◆ What needs to be done: Return the records verbatim, from their first line through the line containing "legend-checkbox[interactable] xyxy=(668,536,682,551)", both included.

[Element box records]
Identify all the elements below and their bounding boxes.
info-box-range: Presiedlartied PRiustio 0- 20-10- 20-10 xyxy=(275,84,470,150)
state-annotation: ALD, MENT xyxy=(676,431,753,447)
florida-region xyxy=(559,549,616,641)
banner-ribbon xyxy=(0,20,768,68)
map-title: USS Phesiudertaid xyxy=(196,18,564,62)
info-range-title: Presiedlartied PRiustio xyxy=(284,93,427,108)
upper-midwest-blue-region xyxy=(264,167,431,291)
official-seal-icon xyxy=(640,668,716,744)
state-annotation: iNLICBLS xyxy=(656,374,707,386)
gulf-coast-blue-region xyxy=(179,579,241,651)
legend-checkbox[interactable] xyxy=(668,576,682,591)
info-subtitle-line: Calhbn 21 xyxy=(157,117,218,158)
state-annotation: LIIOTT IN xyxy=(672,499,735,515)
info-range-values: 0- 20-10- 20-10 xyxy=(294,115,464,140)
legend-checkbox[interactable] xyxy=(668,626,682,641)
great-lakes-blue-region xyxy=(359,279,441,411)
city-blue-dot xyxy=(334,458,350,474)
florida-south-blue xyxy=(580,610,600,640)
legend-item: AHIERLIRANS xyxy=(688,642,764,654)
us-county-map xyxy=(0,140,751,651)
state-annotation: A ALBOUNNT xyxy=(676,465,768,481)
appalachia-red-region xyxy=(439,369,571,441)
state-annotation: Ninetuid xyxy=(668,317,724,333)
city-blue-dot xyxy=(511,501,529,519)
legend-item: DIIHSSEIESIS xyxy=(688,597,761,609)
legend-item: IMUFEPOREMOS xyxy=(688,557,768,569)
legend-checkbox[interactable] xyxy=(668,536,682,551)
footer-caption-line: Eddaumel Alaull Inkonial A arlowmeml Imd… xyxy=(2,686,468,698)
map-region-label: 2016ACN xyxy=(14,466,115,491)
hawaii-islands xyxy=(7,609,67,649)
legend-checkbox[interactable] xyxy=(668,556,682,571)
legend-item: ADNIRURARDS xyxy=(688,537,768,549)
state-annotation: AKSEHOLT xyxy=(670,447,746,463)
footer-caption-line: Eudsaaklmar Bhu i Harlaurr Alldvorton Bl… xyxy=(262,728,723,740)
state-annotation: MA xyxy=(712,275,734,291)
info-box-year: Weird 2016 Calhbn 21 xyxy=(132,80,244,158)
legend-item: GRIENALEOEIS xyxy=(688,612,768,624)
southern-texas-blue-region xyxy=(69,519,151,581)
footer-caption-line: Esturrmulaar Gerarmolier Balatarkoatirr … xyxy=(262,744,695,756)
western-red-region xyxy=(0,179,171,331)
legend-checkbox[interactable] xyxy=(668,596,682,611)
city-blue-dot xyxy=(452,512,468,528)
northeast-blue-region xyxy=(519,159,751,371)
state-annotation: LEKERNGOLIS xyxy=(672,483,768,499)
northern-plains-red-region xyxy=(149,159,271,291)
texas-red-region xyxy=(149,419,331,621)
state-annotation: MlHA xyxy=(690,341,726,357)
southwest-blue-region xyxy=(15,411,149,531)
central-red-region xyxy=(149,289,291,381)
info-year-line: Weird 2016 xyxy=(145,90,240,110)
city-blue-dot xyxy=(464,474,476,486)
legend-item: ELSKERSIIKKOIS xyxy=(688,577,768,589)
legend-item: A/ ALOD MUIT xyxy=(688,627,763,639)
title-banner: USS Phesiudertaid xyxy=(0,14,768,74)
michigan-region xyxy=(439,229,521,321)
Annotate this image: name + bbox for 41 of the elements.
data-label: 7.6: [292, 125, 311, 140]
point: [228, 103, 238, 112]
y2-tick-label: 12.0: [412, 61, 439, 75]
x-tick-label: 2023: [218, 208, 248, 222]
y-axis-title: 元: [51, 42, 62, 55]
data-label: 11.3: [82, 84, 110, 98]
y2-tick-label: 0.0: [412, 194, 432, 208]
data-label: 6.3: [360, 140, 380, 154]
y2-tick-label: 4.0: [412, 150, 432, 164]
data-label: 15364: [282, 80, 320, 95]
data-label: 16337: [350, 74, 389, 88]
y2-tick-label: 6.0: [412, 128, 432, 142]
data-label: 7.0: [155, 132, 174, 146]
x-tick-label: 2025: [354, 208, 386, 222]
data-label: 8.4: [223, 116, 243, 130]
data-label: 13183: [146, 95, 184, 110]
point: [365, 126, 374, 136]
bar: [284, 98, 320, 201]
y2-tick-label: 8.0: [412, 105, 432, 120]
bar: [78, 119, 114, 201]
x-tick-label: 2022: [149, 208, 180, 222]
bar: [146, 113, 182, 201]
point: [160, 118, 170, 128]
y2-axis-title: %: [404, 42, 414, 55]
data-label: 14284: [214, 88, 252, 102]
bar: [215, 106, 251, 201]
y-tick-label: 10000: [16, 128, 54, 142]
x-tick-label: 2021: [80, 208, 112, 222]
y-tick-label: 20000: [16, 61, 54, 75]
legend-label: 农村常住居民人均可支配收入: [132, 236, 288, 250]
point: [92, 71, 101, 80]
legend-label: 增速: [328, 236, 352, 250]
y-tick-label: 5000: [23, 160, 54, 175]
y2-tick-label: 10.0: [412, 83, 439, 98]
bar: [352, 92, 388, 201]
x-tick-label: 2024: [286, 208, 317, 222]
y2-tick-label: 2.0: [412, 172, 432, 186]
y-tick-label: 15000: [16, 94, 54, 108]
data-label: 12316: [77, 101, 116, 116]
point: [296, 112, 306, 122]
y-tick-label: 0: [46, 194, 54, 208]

◆ Written response:
Identify all the elements below and their bounding boxes.
info-box-range: Presiedlartied PRiustio 0- 20-10- 20-10 xyxy=(275,84,470,150)
state-annotation: ALD, MENT xyxy=(676,431,753,447)
florida-region xyxy=(559,549,616,641)
banner-ribbon xyxy=(0,20,768,68)
map-title: USS Phesiudertaid xyxy=(196,18,564,62)
info-range-title: Presiedlartied PRiustio xyxy=(284,93,427,108)
upper-midwest-blue-region xyxy=(264,167,431,291)
official-seal-icon xyxy=(640,668,716,744)
state-annotation: iNLICBLS xyxy=(656,374,707,386)
gulf-coast-blue-region xyxy=(179,579,241,651)
legend-checkbox[interactable] xyxy=(668,576,682,591)
info-subtitle-line: Calhbn 21 xyxy=(157,117,218,158)
state-annotation: LIIOTT IN xyxy=(672,499,735,515)
info-range-values: 0- 20-10- 20-10 xyxy=(294,115,464,140)
legend-checkbox[interactable] xyxy=(668,626,682,641)
great-lakes-blue-region xyxy=(359,279,441,411)
city-blue-dot xyxy=(334,458,350,474)
florida-south-blue xyxy=(580,610,600,640)
legend-item: AHIERLIRANS xyxy=(688,642,764,654)
us-county-map xyxy=(0,140,751,651)
state-annotation: A ALBOUNNT xyxy=(676,465,768,481)
appalachia-red-region xyxy=(439,369,571,441)
state-annotation: Ninetuid xyxy=(668,317,724,333)
city-blue-dot xyxy=(511,501,529,519)
legend-item: DIIHSSEIESIS xyxy=(688,597,761,609)
legend-item: IMUFEPOREMOS xyxy=(688,557,768,569)
legend-checkbox[interactable] xyxy=(668,536,682,551)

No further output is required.